■ Data extracted from a collection:
□ □ □ □ □ □ □

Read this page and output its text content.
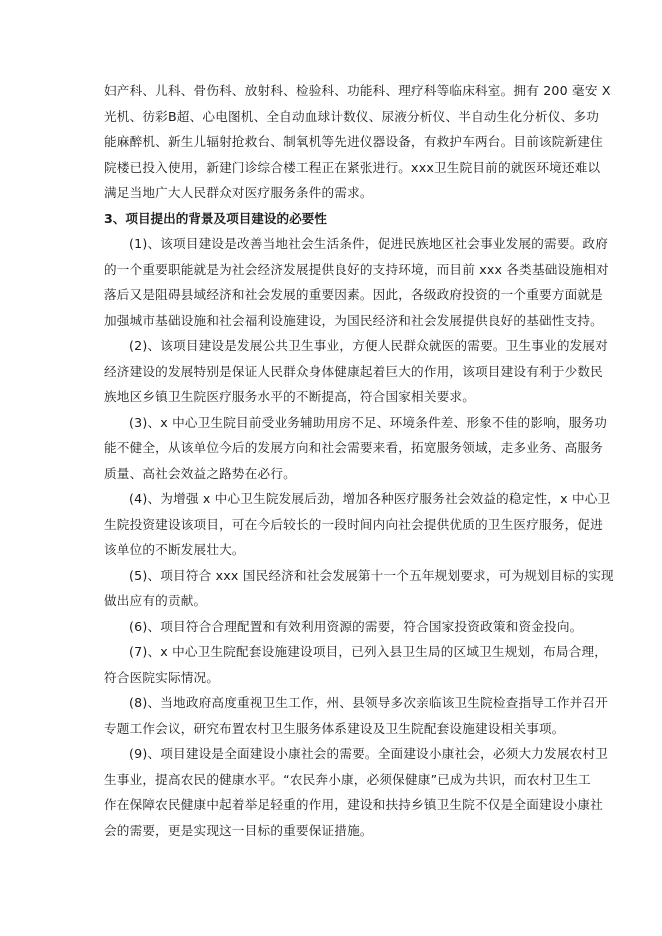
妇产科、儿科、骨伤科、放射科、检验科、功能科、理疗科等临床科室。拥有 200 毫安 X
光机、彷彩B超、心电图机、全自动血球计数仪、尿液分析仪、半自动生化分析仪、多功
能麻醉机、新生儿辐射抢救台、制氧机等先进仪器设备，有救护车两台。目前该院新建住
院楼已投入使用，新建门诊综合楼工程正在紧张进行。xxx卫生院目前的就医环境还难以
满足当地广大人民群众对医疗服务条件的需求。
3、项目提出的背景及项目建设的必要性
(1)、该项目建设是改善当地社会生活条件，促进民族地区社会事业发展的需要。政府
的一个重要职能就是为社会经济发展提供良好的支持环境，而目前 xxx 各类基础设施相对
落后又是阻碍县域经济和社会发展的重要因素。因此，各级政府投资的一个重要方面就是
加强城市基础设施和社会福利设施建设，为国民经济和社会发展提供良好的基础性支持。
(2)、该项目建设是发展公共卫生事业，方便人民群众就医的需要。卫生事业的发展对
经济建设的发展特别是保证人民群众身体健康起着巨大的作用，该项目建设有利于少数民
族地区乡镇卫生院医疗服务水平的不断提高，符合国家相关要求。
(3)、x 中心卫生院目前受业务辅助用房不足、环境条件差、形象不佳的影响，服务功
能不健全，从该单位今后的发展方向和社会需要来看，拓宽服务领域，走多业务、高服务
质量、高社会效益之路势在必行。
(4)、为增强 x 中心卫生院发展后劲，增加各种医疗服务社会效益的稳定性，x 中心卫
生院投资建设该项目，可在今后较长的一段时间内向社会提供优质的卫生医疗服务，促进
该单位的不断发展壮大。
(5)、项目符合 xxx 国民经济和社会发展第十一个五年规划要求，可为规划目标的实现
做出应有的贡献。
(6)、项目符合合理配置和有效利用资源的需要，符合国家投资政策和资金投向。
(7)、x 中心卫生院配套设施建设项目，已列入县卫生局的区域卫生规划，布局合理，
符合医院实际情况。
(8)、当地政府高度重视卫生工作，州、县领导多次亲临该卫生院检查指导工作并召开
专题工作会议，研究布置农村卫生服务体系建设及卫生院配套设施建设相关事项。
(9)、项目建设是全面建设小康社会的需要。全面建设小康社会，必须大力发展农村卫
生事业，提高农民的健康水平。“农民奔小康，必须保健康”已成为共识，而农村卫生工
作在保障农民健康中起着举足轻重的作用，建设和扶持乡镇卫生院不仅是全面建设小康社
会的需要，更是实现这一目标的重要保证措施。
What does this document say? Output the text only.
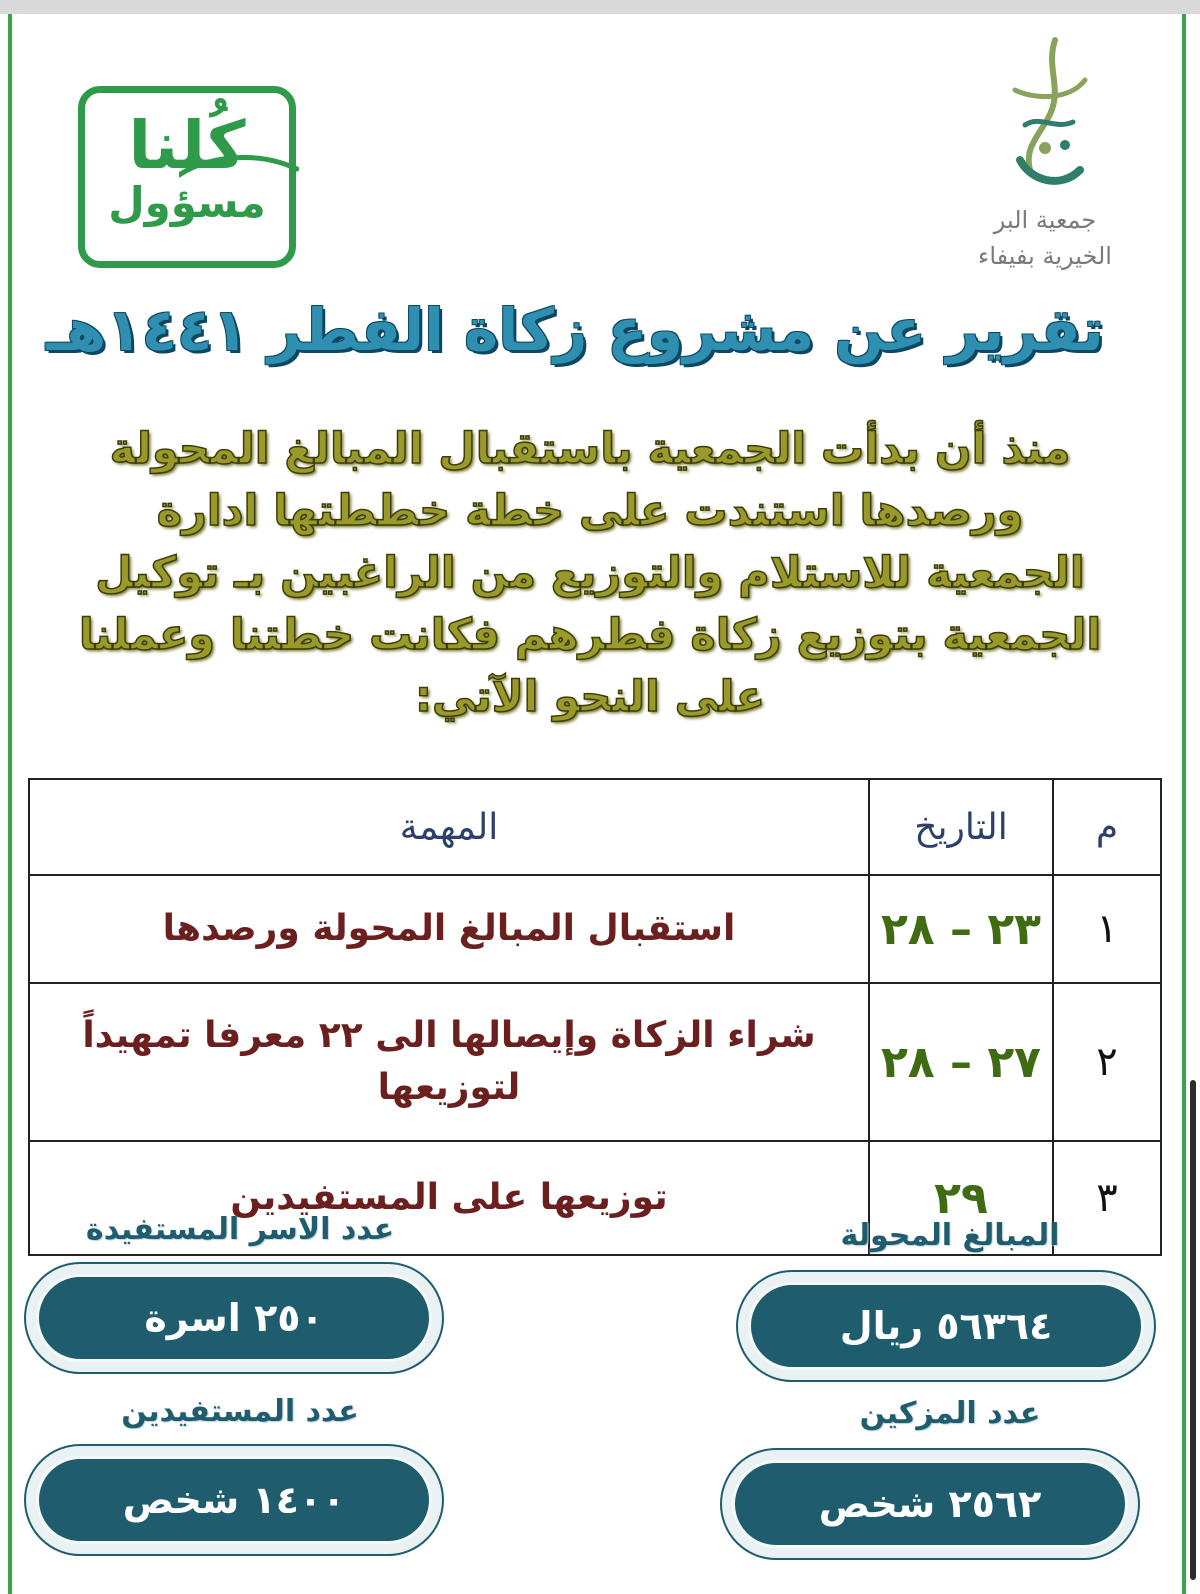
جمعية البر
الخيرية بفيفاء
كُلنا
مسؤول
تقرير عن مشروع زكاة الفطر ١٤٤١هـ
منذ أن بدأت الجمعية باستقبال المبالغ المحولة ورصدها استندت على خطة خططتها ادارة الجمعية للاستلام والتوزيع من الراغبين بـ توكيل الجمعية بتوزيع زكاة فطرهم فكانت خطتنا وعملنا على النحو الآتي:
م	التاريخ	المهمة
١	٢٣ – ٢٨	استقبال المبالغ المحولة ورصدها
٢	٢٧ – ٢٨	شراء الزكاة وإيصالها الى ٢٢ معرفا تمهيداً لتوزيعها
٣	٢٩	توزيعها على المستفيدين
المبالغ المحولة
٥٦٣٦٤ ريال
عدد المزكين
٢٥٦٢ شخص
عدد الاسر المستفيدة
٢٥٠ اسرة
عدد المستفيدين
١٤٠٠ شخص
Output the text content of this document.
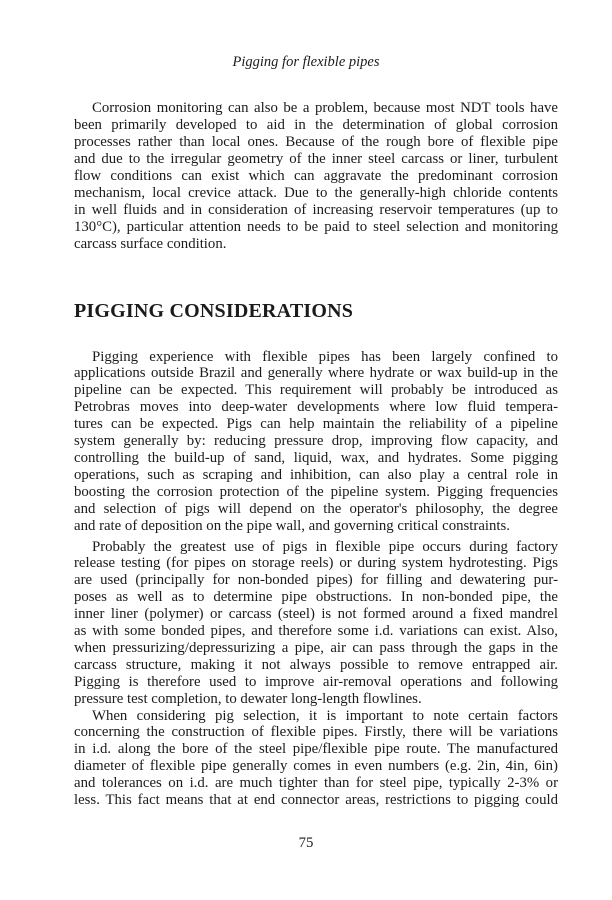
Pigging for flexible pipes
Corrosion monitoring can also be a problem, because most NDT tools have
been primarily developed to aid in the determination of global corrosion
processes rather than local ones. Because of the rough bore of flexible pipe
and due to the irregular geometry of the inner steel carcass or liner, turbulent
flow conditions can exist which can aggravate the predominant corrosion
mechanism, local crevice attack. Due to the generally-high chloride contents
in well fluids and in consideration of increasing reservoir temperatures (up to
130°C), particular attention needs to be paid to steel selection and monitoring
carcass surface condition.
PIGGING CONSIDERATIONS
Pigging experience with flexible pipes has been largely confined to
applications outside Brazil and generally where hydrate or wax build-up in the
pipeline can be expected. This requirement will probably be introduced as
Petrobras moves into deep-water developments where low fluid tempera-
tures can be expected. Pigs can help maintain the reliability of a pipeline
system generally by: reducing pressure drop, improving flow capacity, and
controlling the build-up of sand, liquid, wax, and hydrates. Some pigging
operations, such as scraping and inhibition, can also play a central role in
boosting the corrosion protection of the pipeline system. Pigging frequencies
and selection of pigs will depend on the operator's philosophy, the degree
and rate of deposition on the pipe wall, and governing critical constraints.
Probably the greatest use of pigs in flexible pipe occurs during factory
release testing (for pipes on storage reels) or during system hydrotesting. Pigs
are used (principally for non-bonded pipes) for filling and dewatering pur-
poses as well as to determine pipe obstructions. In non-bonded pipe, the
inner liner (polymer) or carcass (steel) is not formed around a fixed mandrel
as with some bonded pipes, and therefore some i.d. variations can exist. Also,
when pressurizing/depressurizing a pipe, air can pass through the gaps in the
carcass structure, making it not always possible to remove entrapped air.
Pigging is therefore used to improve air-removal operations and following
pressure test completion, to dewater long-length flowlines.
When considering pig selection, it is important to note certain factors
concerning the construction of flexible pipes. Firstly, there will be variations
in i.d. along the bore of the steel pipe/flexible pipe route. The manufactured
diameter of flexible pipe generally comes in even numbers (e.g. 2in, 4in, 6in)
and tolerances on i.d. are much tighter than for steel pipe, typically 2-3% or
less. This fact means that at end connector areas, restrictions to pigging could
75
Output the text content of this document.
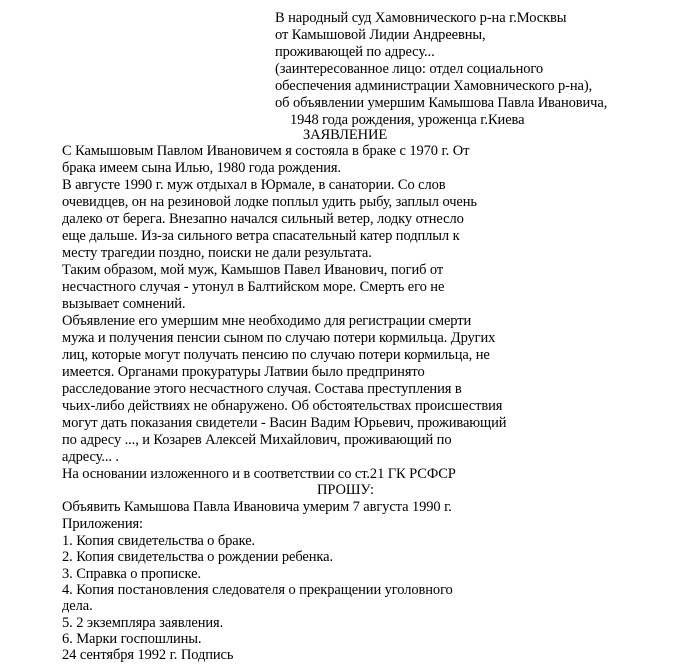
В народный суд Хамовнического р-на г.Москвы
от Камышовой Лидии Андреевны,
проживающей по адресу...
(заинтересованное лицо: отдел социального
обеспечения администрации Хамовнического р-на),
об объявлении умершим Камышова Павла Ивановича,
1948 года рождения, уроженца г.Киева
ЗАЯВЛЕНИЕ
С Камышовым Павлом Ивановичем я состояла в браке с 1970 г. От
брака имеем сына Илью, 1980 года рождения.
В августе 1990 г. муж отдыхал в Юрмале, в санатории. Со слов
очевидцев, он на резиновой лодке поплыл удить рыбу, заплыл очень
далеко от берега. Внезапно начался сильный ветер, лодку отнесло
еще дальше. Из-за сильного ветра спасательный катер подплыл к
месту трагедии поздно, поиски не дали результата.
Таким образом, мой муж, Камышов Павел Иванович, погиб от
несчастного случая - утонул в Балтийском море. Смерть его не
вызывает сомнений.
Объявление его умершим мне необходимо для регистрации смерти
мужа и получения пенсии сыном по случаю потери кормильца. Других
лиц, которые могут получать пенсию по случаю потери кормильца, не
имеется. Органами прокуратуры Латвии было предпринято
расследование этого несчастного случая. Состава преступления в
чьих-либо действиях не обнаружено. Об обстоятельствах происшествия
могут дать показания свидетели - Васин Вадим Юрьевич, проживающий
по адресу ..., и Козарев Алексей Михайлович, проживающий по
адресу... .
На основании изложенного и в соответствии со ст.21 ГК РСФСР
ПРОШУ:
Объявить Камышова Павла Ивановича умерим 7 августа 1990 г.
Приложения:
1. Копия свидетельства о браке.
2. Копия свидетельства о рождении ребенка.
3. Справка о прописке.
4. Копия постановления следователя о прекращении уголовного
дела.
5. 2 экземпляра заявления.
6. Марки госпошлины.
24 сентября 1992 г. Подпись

□ □ □ □ □ □ □

■ WHAT IS ASKED:
Omit every image. Quote each record exactly.

■ EXERCISE RESPONSE:
Read this page and output its text content.
妇产科、儿科、骨伤科、放射科、检验科、功能科、理疗科等临床科室。拥有 200 毫安 X
光机、彷彩B超、心电图机、全自动血球计数仪、尿液分析仪、半自动生化分析仪、多功
能麻醉机、新生儿辐射抢救台、制氧机等先进仪器设备，有救护车两台。目前该院新建住
院楼已投入使用，新建门诊综合楼工程正在紧张进行。xxx卫生院目前的就医环境还难以
满足当地广大人民群众对医疗服务条件的需求。
3、项目提出的背景及项目建设的必要性
(1)、该项目建设是改善当地社会生活条件，促进民族地区社会事业发展的需要。政府
的一个重要职能就是为社会经济发展提供良好的支持环境，而目前 xxx 各类基础设施相对
落后又是阻碍县域经济和社会发展的重要因素。因此，各级政府投资的一个重要方面就是
加强城市基础设施和社会福利设施建设，为国民经济和社会发展提供良好的基础性支持。
(2)、该项目建设是发展公共卫生事业，方便人民群众就医的需要。卫生事业的发展对
经济建设的发展特别是保证人民群众身体健康起着巨大的作用，该项目建设有利于少数民
族地区乡镇卫生院医疗服务水平的不断提高，符合国家相关要求。
(3)、x 中心卫生院目前受业务辅助用房不足、环境条件差、形象不佳的影响，服务功
能不健全，从该单位今后的发展方向和社会需要来看，拓宽服务领域，走多业务、高服务
质量、高社会效益之路势在必行。
(4)、为增强 x 中心卫生院发展后劲，增加各种医疗服务社会效益的稳定性，x 中心卫
生院投资建设该项目，可在今后较长的一段时间内向社会提供优质的卫生医疗服务，促进
该单位的不断发展壮大。
(5)、项目符合 xxx 国民经济和社会发展第十一个五年规划要求，可为规划目标的实现
做出应有的贡献。
(6)、项目符合合理配置和有效利用资源的需要，符合国家投资政策和资金投向。
(7)、x 中心卫生院配套设施建设项目，已列入县卫生局的区域卫生规划，布局合理，
符合医院实际情况。
(8)、当地政府高度重视卫生工作，州、县领导多次亲临该卫生院检查指导工作并召开
专题工作会议，研究布置农村卫生服务体系建设及卫生院配套设施建设相关事项。
(9)、项目建设是全面建设小康社会的需要。全面建设小康社会，必须大力发展农村卫
生事业，提高农民的健康水平。“农民奔小康，必须保健康”已成为共识，而农村卫生工
作在保障农民健康中起着举足轻重的作用，建设和扶持乡镇卫生院不仅是全面建设小康社
会的需要，更是实现这一目标的重要保证措施。
What does this document say? Output the text only.
جمعية البر
الخيرية بفيفاء
كُلنا
مسؤول
تقرير عن مشروع زكاة الفطر ١٤٤١هـ
منذ أن بدأت الجمعية باستقبال المبالغ المحولة ورصدها استندت على خطة خططتها ادارة الجمعية للاستلام والتوزيع من الراغبين بـ توكيل الجمعية بتوزيع زكاة فطرهم فكانت خطتنا وعملنا على النحو الآتي:
م	التاريخ	المهمة
١	٢٣ – ٢٨	استقبال المبالغ المحولة ورصدها
٢	٢٧ – ٢٨	شراء الزكاة وإيصالها الى ٢٢ معرفا تمهيداً لتوزيعها
٣	٢٩	توزيعها على المستفيدين
المبالغ المحولة
٥٦٣٦٤ ريال
عدد المزكين
٢٥٦٢ شخص
عدد الاسر المستفيدة
٢٥٠ اسرة
عدد المستفيدين
١٤٠٠ شخص
Output the text content of this document.
Pigging for flexible pipes
Corrosion monitoring can also be a problem, because most NDT tools have
been primarily developed to aid in the determination of global corrosion
processes rather than local ones. Because of the rough bore of flexible pipe
and due to the irregular geometry of the inner steel carcass or liner, turbulent
flow conditions can exist which can aggravate the predominant corrosion
mechanism, local crevice attack. Due to the generally-high chloride contents
in well fluids and in consideration of increasing reservoir temperatures (up to
130°C), particular attention needs to be paid to steel selection and monitoring
carcass surface condition.
PIGGING CONSIDERATIONS
Pigging experience with flexible pipes has been largely confined to
applications outside Brazil and generally where hydrate or wax build-up in the
pipeline can be expected. This requirement will probably be introduced as
Petrobras moves into deep-water developments where low fluid tempera-
tures can be expected. Pigs can help maintain the reliability of a pipeline
system generally by: reducing pressure drop, improving flow capacity, and
controlling the build-up of sand, liquid, wax, and hydrates. Some pigging
operations, such as scraping and inhibition, can also play a central role in
boosting the corrosion protection of the pipeline system. Pigging frequencies
and selection of pigs will depend on the operator's philosophy, the degree
and rate of deposition on the pipe wall, and governing critical constraints.
Probably the greatest use of pigs in flexible pipe occurs during factory
release testing (for pipes on storage reels) or during system hydrotesting. Pigs
are used (principally for non-bonded pipes) for filling and dewatering pur-
poses as well as to determine pipe obstructions. In non-bonded pipe, the
inner liner (polymer) or carcass (steel) is not formed around a fixed mandrel
as with some bonded pipes, and therefore some i.d. variations can exist. Also,
when pressurizing/depressurizing a pipe, air can pass through the gaps in the
carcass structure, making it not always possible to remove entrapped air.
Pigging is therefore used to improve air-removal operations and following
pressure test completion, to dewater long-length flowlines.
When considering pig selection, it is important to note certain factors
concerning the construction of flexible pipes. Firstly, there will be variations
in i.d. along the bore of the steel pipe/flexible pipe route. The manufactured
diameter of flexible pipe generally comes in even numbers (e.g. 2in, 4in, 6in)
and tolerances on i.d. are much tighter than for steel pipe, typically 2-3% or
less. This fact means that at end connector areas, restrictions to pigging could
75
Output the text content of this document.
В народный суд Хамовнического р-на г.Москвы
от Камышовой Лидии Андреевны,
проживающей по адресу...
(заинтересованное лицо: отдел социального
обеспечения администрации Хамовнического р-на),
об объявлении умершим Камышова Павла Ивановича,
1948 года рождения, уроженца г.Киева
ЗАЯВЛЕНИЕ
С Камышовым Павлом Ивановичем я состояла в браке с 1970 г. От
брака имеем сына Илью, 1980 года рождения.
В августе 1990 г. муж отдыхал в Юрмале, в санатории. Со слов
очевидцев, он на резиновой лодке поплыл удить рыбу, заплыл очень
далеко от берега. Внезапно начался сильный ветер, лодку отнесло
еще дальше. Из-за сильного ветра спасательный катер подплыл к
месту трагедии поздно, поиски не дали результата.
Таким образом, мой муж, Камышов Павел Иванович, погиб от
несчастного случая - утонул в Балтийском море. Смерть его не
вызывает сомнений.
Объявление его умершим мне необходимо для регистрации смерти
мужа и получения пенсии сыном по случаю потери кормильца. Других
лиц, которые могут получать пенсию по случаю потери кормильца, не
имеется. Органами прокуратуры Латвии было предпринято
расследование этого несчастного случая. Состава преступления в
чьих-либо действиях не обнаружено. Об обстоятельствах происшествия
могут дать показания свидетели - Васин Вадим Юрьевич, проживающий
по адресу ..., и Козарев Алексей Михайлович, проживающий по
адресу... .
На основании изложенного и в соответствии со ст.21 ГК РСФСР
ПРОШУ:
Объявить Камышова Павла Ивановича умерим 7 августа 1990 г.
Приложения:
1. Копия свидетельства о браке.
2. Копия свидетельства о рождении ребенка.
3. Справка о прописке.
4. Копия постановления следователя о прекращении уголовного
дела.
5. 2 экземпляра заявления.
6. Марки госпошлины.
24 сентября 1992 г. Подпись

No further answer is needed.